Task to carry out -> Copy out the listing exactly.

*** Data entries ***

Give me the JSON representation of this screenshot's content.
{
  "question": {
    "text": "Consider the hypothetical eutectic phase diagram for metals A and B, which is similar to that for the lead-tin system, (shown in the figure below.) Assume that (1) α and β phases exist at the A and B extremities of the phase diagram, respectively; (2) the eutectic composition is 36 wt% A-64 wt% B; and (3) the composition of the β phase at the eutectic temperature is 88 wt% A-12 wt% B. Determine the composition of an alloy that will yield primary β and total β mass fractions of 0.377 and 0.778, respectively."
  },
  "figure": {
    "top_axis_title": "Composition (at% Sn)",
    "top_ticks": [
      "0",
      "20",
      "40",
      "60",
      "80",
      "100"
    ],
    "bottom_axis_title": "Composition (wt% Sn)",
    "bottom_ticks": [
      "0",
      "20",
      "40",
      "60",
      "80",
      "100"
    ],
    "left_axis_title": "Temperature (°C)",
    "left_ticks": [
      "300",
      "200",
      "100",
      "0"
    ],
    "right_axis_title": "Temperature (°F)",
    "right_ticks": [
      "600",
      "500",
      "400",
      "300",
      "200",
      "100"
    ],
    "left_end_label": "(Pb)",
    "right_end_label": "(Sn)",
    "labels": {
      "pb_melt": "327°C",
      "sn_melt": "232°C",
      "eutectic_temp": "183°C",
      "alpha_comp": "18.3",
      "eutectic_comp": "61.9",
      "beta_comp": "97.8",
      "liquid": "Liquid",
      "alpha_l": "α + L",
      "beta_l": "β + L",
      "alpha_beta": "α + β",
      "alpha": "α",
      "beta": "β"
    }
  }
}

***

Full response ->
Give me the JSON representation of this screenshot's content.
{
  "question": {
    "text": "Consider the hypothetical eutectic phase diagram for metals A and B, which is similar to that for the lead-tin system, (shown in the figure below.) Assume that (1) α and β phases exist at the A and B extremities of the phase diagram, respectively; (2) the eutectic composition is 36 wt% A-64 wt% B; and (3) the composition of the β phase at the eutectic temperature is 88 wt% A-12 wt% B. Determine the composition of an alloy that will yield primary β and total β mass fractions of 0.377 and 0.778, respectively."
  },
  "figure": {
    "top_axis_title": "Composition (at% Sn)",
    "top_ticks": [
      "0",
      "20",
      "40",
      "60",
      "80",
      "100"
    ],
    "bottom_axis_title": "Composition (wt% Sn)",
    "bottom_ticks": [
      "0",
      "20",
      "40",
      "60",
      "80",
      "100"
    ],
    "left_axis_title": "Temperature (°C)",
    "left_ticks": [
      "300",
      "200",
      "100",
      "0"
    ],
    "right_axis_title": "Temperature (°F)",
    "right_ticks": [
      "600",
      "500",
      "400",
      "300",
      "200",
      "100"
    ],
    "left_end_label": "(Pb)",
    "right_end_label": "(Sn)",
    "labels": {
      "pb_melt": "327°C",
      "sn_melt": "232°C",
      "eutectic_temp": "183°C",
      "alpha_comp": "18.3",
      "eutectic_comp": "61.9",
      "beta_comp": "97.8",
      "liquid": "Liquid",
      "alpha_l": "α + L",
      "beta_l": "β + L",
      "alpha_beta": "α + β",
      "alpha": "α",
      "beta": "β"
    }
  }
}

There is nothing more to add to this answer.